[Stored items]
···

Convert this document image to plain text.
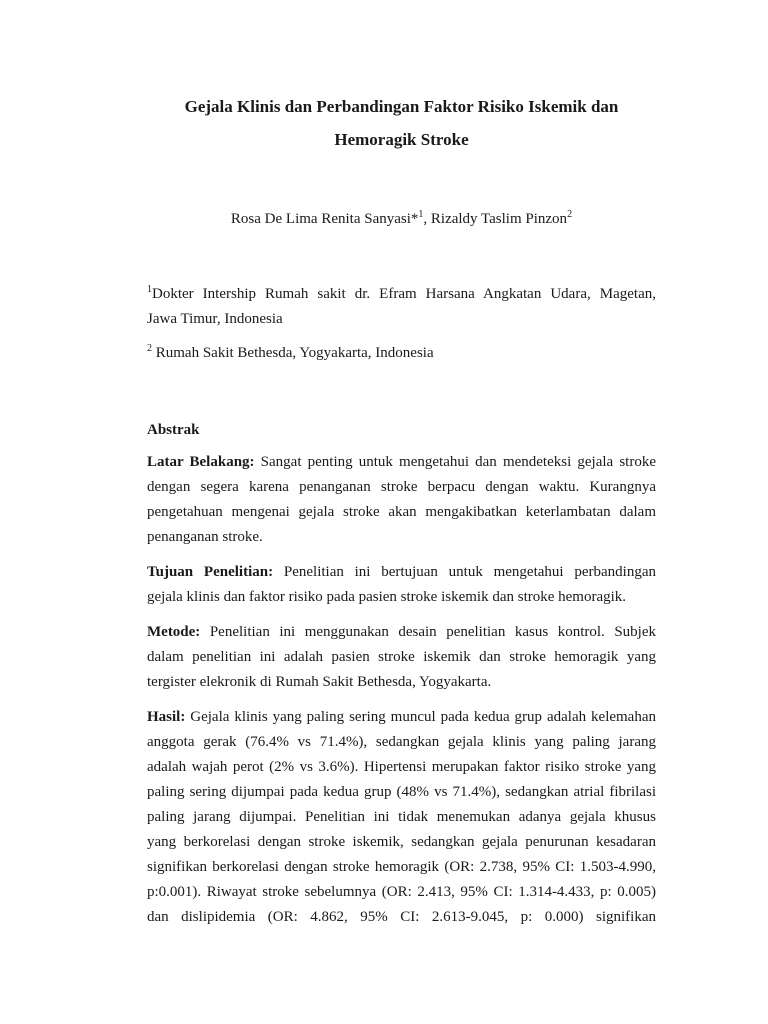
Gejala Klinis dan Perbandingan Faktor Risiko Iskemik dan
Hemoragik Stroke
Rosa De Lima Renita Sanyasi*$^1$, Rizaldy Taslim Pinzon$^2$
$^1$Dokter Intership Rumah sakit dr. Efram Harsana Angkatan Udara, Magetan,
Jawa Timur, Indonesia
$^2$ Rumah Sakit Bethesda, Yogyakarta, Indonesia
Abstrak
Latar Belakang: Sangat penting untuk mengetahui dan mendeteksi gejala stroke
dengan segera karena penanganan stroke berpacu dengan waktu. Kurangnya
pengetahuan mengenai gejala stroke akan mengakibatkan keterlambatan dalam
penanganan stroke.
Tujuan Penelitian: Penelitian ini bertujuan untuk mengetahui perbandingan
gejala klinis dan faktor risiko pada pasien stroke iskemik dan stroke hemoragik.
Metode: Penelitian ini menggunakan desain penelitian kasus kontrol. Subjek
dalam penelitian ini adalah pasien stroke iskemik dan stroke hemoragik yang
tergister elekronik di Rumah Sakit Bethesda, Yogyakarta.
Hasil: Gejala klinis yang paling sering muncul pada kedua grup adalah kelemahan
anggota gerak (76.4% vs 71.4%), sedangkan gejala klinis yang paling jarang
adalah wajah perot (2% vs 3.6%). Hipertensi merupakan faktor risiko stroke yang
paling sering dijumpai pada kedua grup (48% vs 71.4%), sedangkan atrial fibrilasi
paling jarang dijumpai. Penelitian ini tidak menemukan adanya gejala khusus
yang berkorelasi dengan stroke iskemik, sedangkan gejala penurunan kesadaran
signifikan berkorelasi dengan stroke hemoragik (OR: 2.738, 95% CI: 1.503-4.990,
p:0.001). Riwayat stroke sebelumnya (OR: 2.413, 95% CI: 1.314-4.433, p: 0.005)
dan dislipidemia (OR: 4.862, 95% CI: 2.613-9.045, p: 0.000) signifikan
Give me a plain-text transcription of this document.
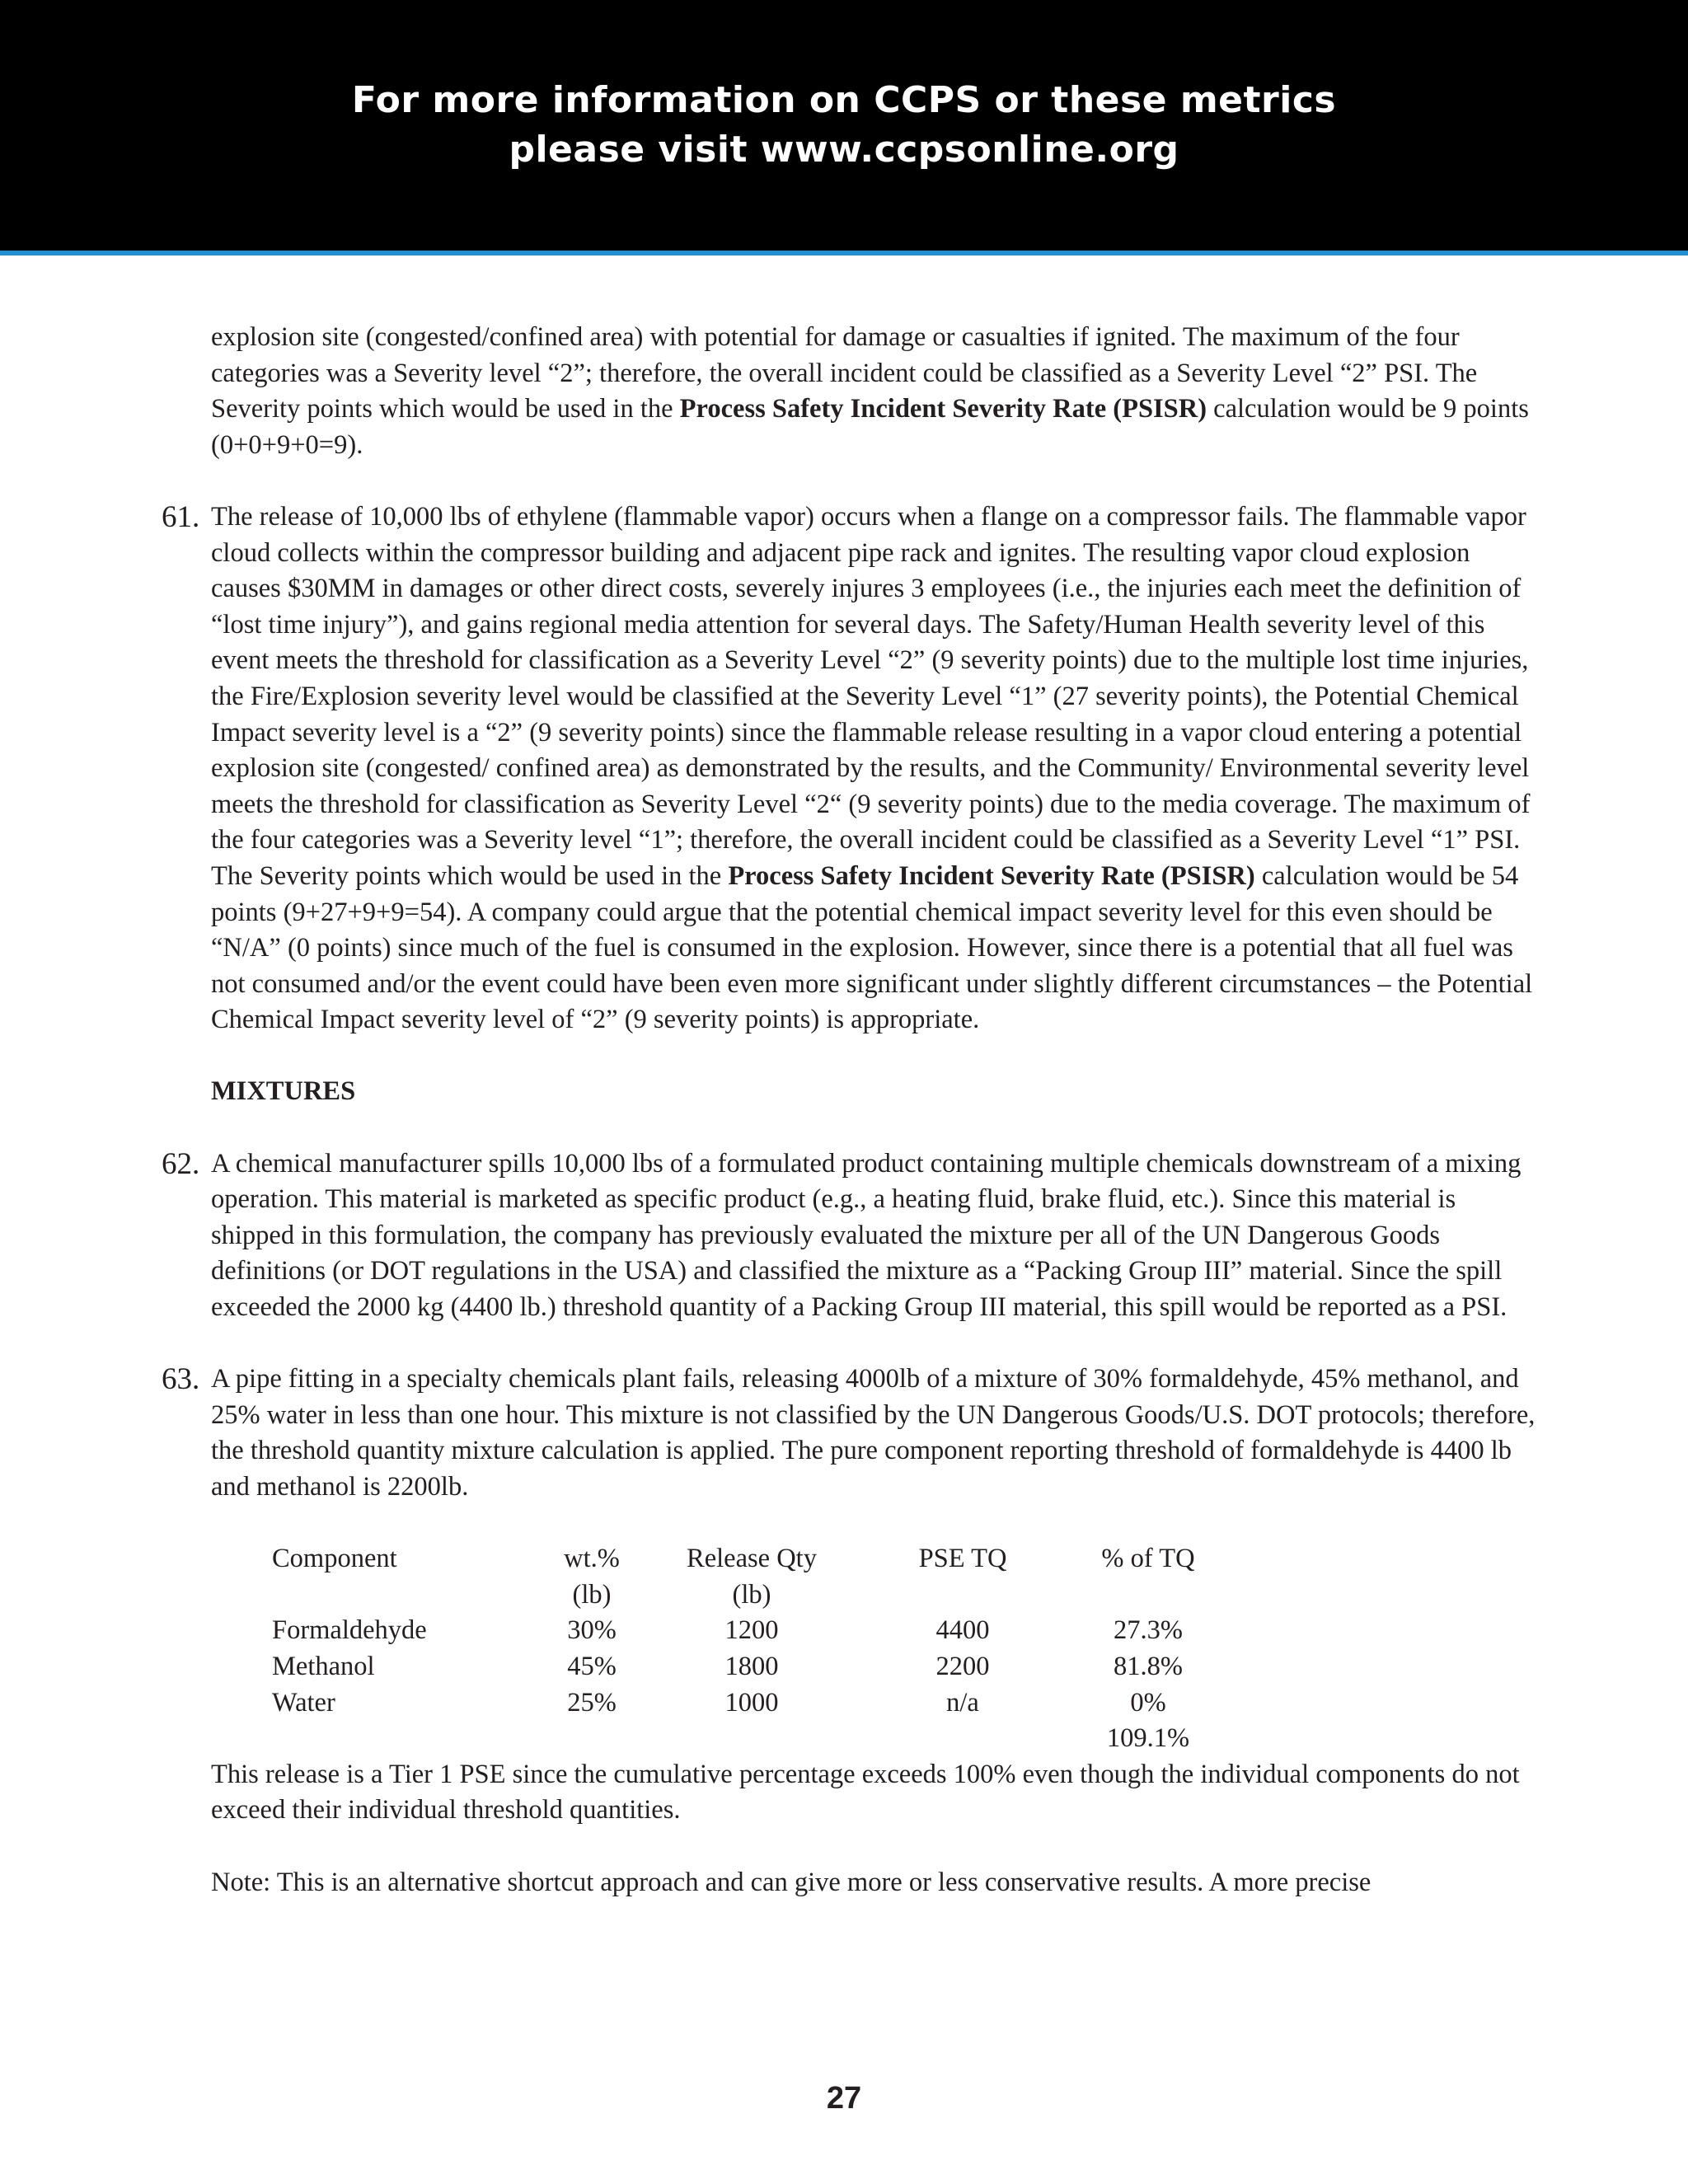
For more information on CCPS or these metrics
please visit www.ccpsonline.org
explosion site (congested/confined area) with potential for damage or casualties if ignited. The maximum of the four categories was a Severity level “2”; therefore, the overall incident could be classified as a Severity Level “2” PSI. The Severity points which would be used in the Process Safety Incident Severity Rate (PSISR) calculation would be 9 points (0+0+9+0=9).
61. The release of 10,000 lbs of ethylene (flammable vapor) occurs when a flange on a compressor fails. The flammable vapor cloud collects within the compressor building and adjacent pipe rack and ignites. The resulting vapor cloud explosion causes $30MM in damages or other direct costs, severely injures 3 employees (i.e., the injuries each meet the definition of “lost time injury”), and gains regional media attention for several days. The Safety/Human Health severity level of this event meets the threshold for classification as a Severity Level “2” (9 severity points) due to the multiple lost time injuries, the Fire/Explosion severity level would be classified at the Severity Level “1” (27 severity points), the Potential Chemical Impact severity level is a “2” (9 severity points) since the flammable release resulting in a vapor cloud entering a potential explosion site (congested/ confined area) as demonstrated by the results, and the Community/ Environmental severity level meets the threshold for classification as Severity Level “2“ (9 severity points) due to the media coverage. The maximum of the four categories was a Severity level “1”; therefore, the overall incident could be classified as a Severity Level “1” PSI. The Severity points which would be used in the Process Safety Incident Severity Rate (PSISR) calculation would be 54 points (9+27+9+9=54). A company could argue that the potential chemical impact severity level for this even should be “N/A” (0 points) since much of the fuel is consumed in the explosion. However, since there is a potential that all fuel was not consumed and/or the event could have been even more significant under slightly different circumstances – the Potential Chemical Impact severity level of “2” (9 severity points) is appropriate.
MIXTURES
62. A chemical manufacturer spills 10,000 lbs of a formulated product containing multiple chemicals downstream of a mixing operation. This material is marketed as specific product (e.g., a heating fluid, brake fluid, etc.). Since this material is shipped in this formulation, the company has previously evaluated the mixture per all of the UN Dangerous Goods definitions (or DOT regulations in the USA) and classified the mixture as a “Packing Group III” material. Since the spill exceeded the 2000 kg (4400 lb.) threshold quantity of a Packing Group III material, this spill would be reported as a PSI.
63. A pipe fitting in a specialty chemicals plant fails, releasing 4000lb of a mixture of 30% formaldehyde, 45% methanol, and 25% water in less than one hour. This mixture is not classified by the UN Dangerous Goods/U.S. DOT protocols; therefore, the threshold quantity mixture calculation is applied. The pure component reporting threshold of formaldehyde is 4400 lb and methanol is 2200lb.
Component	wt.%	Release Qty	PSE TQ	% of TQ
	(lb)	(lb)		
Formaldehyde	30%	1200	4400	27.3%
Methanol	45%	1800	2200	81.8%
Water	25%	1000	n/a	0%
				109.1%
This release is a Tier 1 PSE since the cumulative percentage exceeds 100% even though the individual components do not exceed their individual threshold quantities.
Note: This is an alternative shortcut approach and can give more or less conservative results. A more precise
27
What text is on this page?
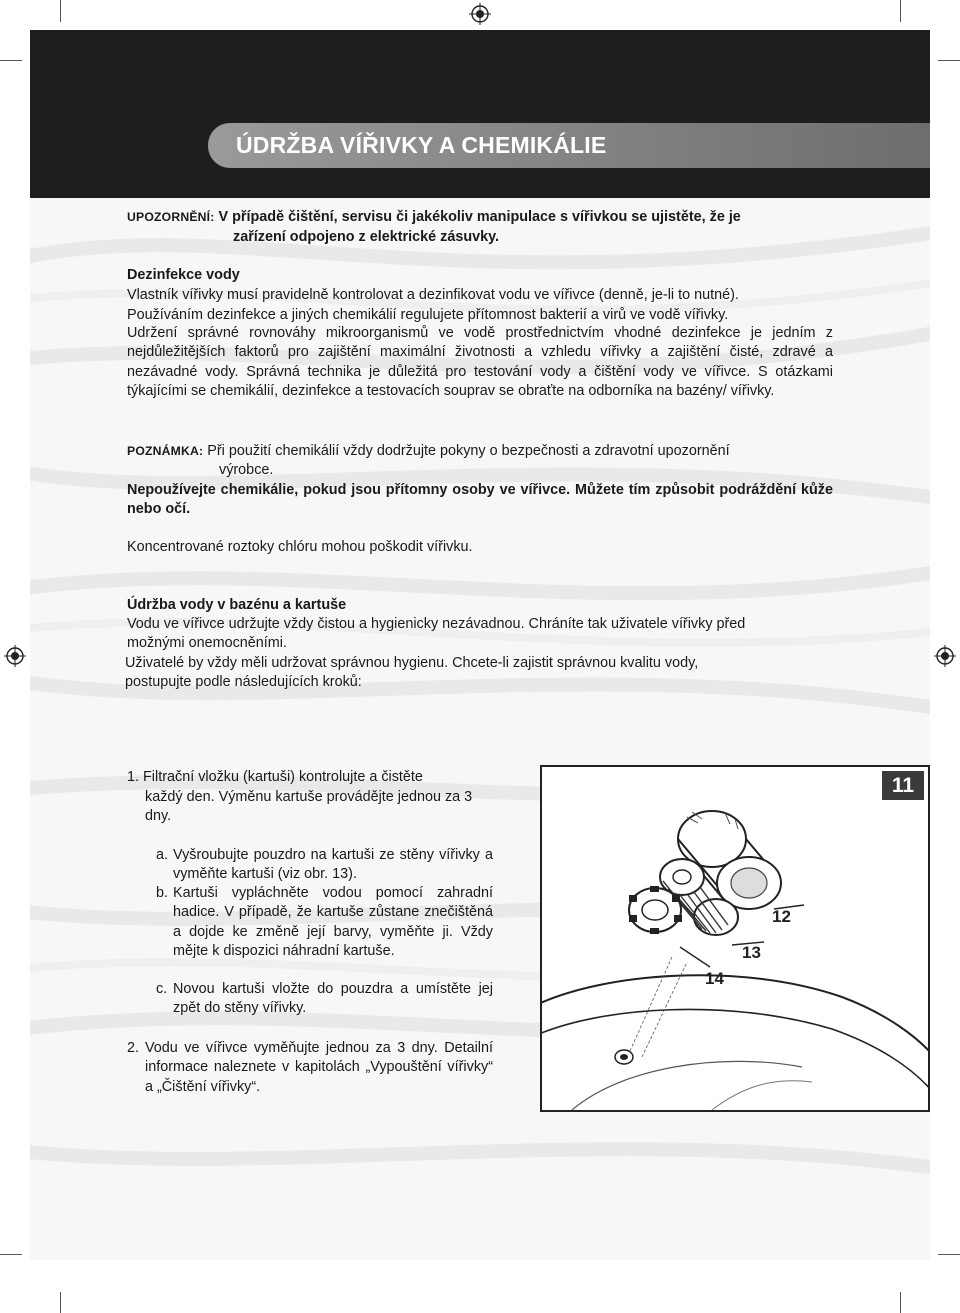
ÚDRŽBA VÍŘIVKY A CHEMIKÁLIE

UPOZORNĚNÍ: V případě čištění, servisu či jakékoliv manipulace s vířivkou se ujistěte, že je

zařízení odpojeno z elektrické zásuvky.

Dezinfekce vody

Vlastník vířivky musí pravidelně kontrolovat a dezinfikovat vodu ve vířivce (denně, je-li to nutné).

Používáním dezinfekce a jiných chemikálií regulujete přítomnost bakterií a virů ve vodě vířivky.

Udržení správné rovnováhy mikroorganismů ve vodě prostřednictvím vhodné dezinfekce je jedním z nejdůležitějších faktorů pro zajištění maximální životnosti a vzhledu vířivky a zajištění čisté, zdravé a nezávadné vody. Správná technika je důležitá pro testování vody a čištění vody ve vířivce. S otázkami týkajícími se chemikálií, dezinfekce a testovacích souprav se obraťte na odborníka na bazény/ vířivky.

POZNÁMKA: Při použití chemikálií vždy dodržujte pokyny o bezpečnosti a zdravotní upozornění

výrobce.

Nepoužívejte chemikálie, pokud jsou přítomny osoby ve vířivce. Můžete tím způsobit podráždění kůže nebo očí.

Koncentrované roztoky chlóru mohou poškodit vířivku.

Údržba vody v bazénu a kartuše

Vodu ve vířivce udržujte vždy čistou a hygienicky nezávadnou. Chráníte tak uživatele vířivky před

možnými onemocněními.

Uživatelé by vždy měli udržovat správnou hygienu. Chcete-li zajistit správnou kvalitu vody,

postupujte podle následujících kroků:

1. Filtrační vložku (kartuši) kontrolujte a čistěte

každý den. Výměnu kartuše provádějte jednou za 3 dny.

a. Vyšroubujte pouzdro na kartuši ze stěny vířivky a vyměňte kartuši (viz obr. 13).

b. Kartuši vypláchněte vodou pomocí zahradní hadice. V případě, že kartuše zůstane znečištěná a dojde ke změně její barvy, vyměňte ji. Vždy mějte k dispozici náhradní kartuše.

c. Novou kartuši vložte do pouzdra a umístěte jej zpět do stěny vířivky.

2. Vodu ve vířivce vyměňujte jednou za 3 dny. Detailní informace naleznete v kapitolách „Vypouštění vířivky“ a „Čištění vířivky“.

11
12
13
14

···

> _Exercise_: Omit each picture, then return all of the listing exactly as it stands.

> _Written solution_:
Convert this document image to plain text.
Gejala Klinis dan Perbandingan Faktor Risiko Iskemik dan
Hemoragik Stroke
Rosa De Lima Renita Sanyasi*$^1$, Rizaldy Taslim Pinzon$^2$
$^1$Dokter Intership Rumah sakit dr. Efram Harsana Angkatan Udara, Magetan,
Jawa Timur, Indonesia
$^2$ Rumah Sakit Bethesda, Yogyakarta, Indonesia
Abstrak
Latar Belakang: Sangat penting untuk mengetahui dan mendeteksi gejala stroke
dengan segera karena penanganan stroke berpacu dengan waktu. Kurangnya
pengetahuan mengenai gejala stroke akan mengakibatkan keterlambatan dalam
penanganan stroke.
Tujuan Penelitian: Penelitian ini bertujuan untuk mengetahui perbandingan
gejala klinis dan faktor risiko pada pasien stroke iskemik dan stroke hemoragik.
Metode: Penelitian ini menggunakan desain penelitian kasus kontrol. Subjek
dalam penelitian ini adalah pasien stroke iskemik dan stroke hemoragik yang
tergister elekronik di Rumah Sakit Bethesda, Yogyakarta.
Hasil: Gejala klinis yang paling sering muncul pada kedua grup adalah kelemahan
anggota gerak (76.4% vs 71.4%), sedangkan gejala klinis yang paling jarang
adalah wajah perot (2% vs 3.6%). Hipertensi merupakan faktor risiko stroke yang
paling sering dijumpai pada kedua grup (48% vs 71.4%), sedangkan atrial fibrilasi
paling jarang dijumpai. Penelitian ini tidak menemukan adanya gejala khusus
yang berkorelasi dengan stroke iskemik, sedangkan gejala penurunan kesadaran
signifikan berkorelasi dengan stroke hemoragik (OR: 2.738, 95% CI: 1.503-4.990,
p:0.001). Riwayat stroke sebelumnya (OR: 2.413, 95% CI: 1.314-4.433, p: 0.005)
dan dislipidemia (OR: 4.862, 95% CI: 2.613-9.045, p: 0.000) signifikan
Give me a plain-text transcription of this document.
For more information on CCPS or these metrics
please visit www.ccpsonline.org
explosion site (congested/confined area) with potential for damage or casualties if ignited. The maximum of the four categories was a Severity level “2”; therefore, the overall incident could be classified as a Severity Level “2” PSI. The Severity points which would be used in the Process Safety Incident Severity Rate (PSISR) calculation would be 9 points (0+0+9+0=9).
61. The release of 10,000 lbs of ethylene (flammable vapor) occurs when a flange on a compressor fails. The flammable vapor cloud collects within the compressor building and adjacent pipe rack and ignites. The resulting vapor cloud explosion causes $30MM in damages or other direct costs, severely injures 3 employees (i.e., the injuries each meet the definition of “lost time injury”), and gains regional media attention for several days. The Safety/Human Health severity level of this event meets the threshold for classification as a Severity Level “2” (9 severity points) due to the multiple lost time injuries, the Fire/Explosion severity level would be classified at the Severity Level “1” (27 severity points), the Potential Chemical Impact severity level is a “2” (9 severity points) since the flammable release resulting in a vapor cloud entering a potential explosion site (congested/ confined area) as demonstrated by the results, and the Community/ Environmental severity level meets the threshold for classification as Severity Level “2“ (9 severity points) due to the media coverage. The maximum of the four categories was a Severity level “1”; therefore, the overall incident could be classified as a Severity Level “1” PSI. The Severity points which would be used in the Process Safety Incident Severity Rate (PSISR) calculation would be 54 points (9+27+9+9=54). A company could argue that the potential chemical impact severity level for this even should be “N/A” (0 points) since much of the fuel is consumed in the explosion. However, since there is a potential that all fuel was not consumed and/or the event could have been even more significant under slightly different circumstances – the Potential Chemical Impact severity level of “2” (9 severity points) is appropriate.
MIXTURES
62. A chemical manufacturer spills 10,000 lbs of a formulated product containing multiple chemicals downstream of a mixing operation. This material is marketed as specific product (e.g., a heating fluid, brake fluid, etc.). Since this material is shipped in this formulation, the company has previously evaluated the mixture per all of the UN Dangerous Goods definitions (or DOT regulations in the USA) and classified the mixture as a “Packing Group III” material. Since the spill exceeded the 2000 kg (4400 lb.) threshold quantity of a Packing Group III material, this spill would be reported as a PSI.
63. A pipe fitting in a specialty chemicals plant fails, releasing 4000lb of a mixture of 30% formaldehyde, 45% methanol, and 25% water in less than one hour. This mixture is not classified by the UN Dangerous Goods/U.S. DOT protocols; therefore, the threshold quantity mixture calculation is applied. The pure component reporting threshold of formaldehyde is 4400 lb and methanol is 2200lb.
Component	wt.%	Release Qty	PSE TQ	% of TQ
	(lb)	(lb)		
Formaldehyde	30%	1200	4400	27.3%
Methanol	45%	1800	2200	81.8%
Water	25%	1000	n/a	0%
				109.1%
This release is a Tier 1 PSE since the cumulative percentage exceeds 100% even though the individual components do not exceed their individual threshold quantities.
Note: This is an alternative shortcut approach and can give more or less conservative results. A more precise
27
What text is on this page?
ÚDRŽBA VÍŘIVKY A CHEMIKÁLIE

UPOZORNĚNÍ: V případě čištění, servisu či jakékoliv manipulace s vířivkou se ujistěte, že je

zařízení odpojeno z elektrické zásuvky.

Dezinfekce vody

Vlastník vířivky musí pravidelně kontrolovat a dezinfikovat vodu ve vířivce (denně, je-li to nutné).

Používáním dezinfekce a jiných chemikálií regulujete přítomnost bakterií a virů ve vodě vířivky.

Udržení správné rovnováhy mikroorganismů ve vodě prostřednictvím vhodné dezinfekce je jedním z nejdůležitějších faktorů pro zajištění maximální životnosti a vzhledu vířivky a zajištění čisté, zdravé a nezávadné vody. Správná technika je důležitá pro testování vody a čištění vody ve vířivce. S otázkami týkajícími se chemikálií, dezinfekce a testovacích souprav se obraťte na odborníka na bazény/ vířivky.

POZNÁMKA: Při použití chemikálií vždy dodržujte pokyny o bezpečnosti a zdravotní upozornění

výrobce.

Nepoužívejte chemikálie, pokud jsou přítomny osoby ve vířivce. Můžete tím způsobit podráždění kůže nebo očí.

Koncentrované roztoky chlóru mohou poškodit vířivku.

Údržba vody v bazénu a kartuše

Vodu ve vířivce udržujte vždy čistou a hygienicky nezávadnou. Chráníte tak uživatele vířivky před

možnými onemocněními.

Uživatelé by vždy měli udržovat správnou hygienu. Chcete-li zajistit správnou kvalitu vody,

postupujte podle následujících kroků:

1. Filtrační vložku (kartuši) kontrolujte a čistěte

každý den. Výměnu kartuše provádějte jednou za 3 dny.

a. Vyšroubujte pouzdro na kartuši ze stěny vířivky a vyměňte kartuši (viz obr. 13).

b. Kartuši vypláchněte vodou pomocí zahradní hadice. V případě, že kartuše zůstane znečištěná a dojde ke změně její barvy, vyměňte ji. Vždy mějte k dispozici náhradní kartuše.

c. Novou kartuši vložte do pouzdra a umístěte jej zpět do stěny vířivky.

2. Vodu ve vířivce vyměňujte jednou za 3 dny. Detailní informace naleznete v kapitolách „Vypouštění vířivky“ a „Čištění vířivky“.

11
12
13
14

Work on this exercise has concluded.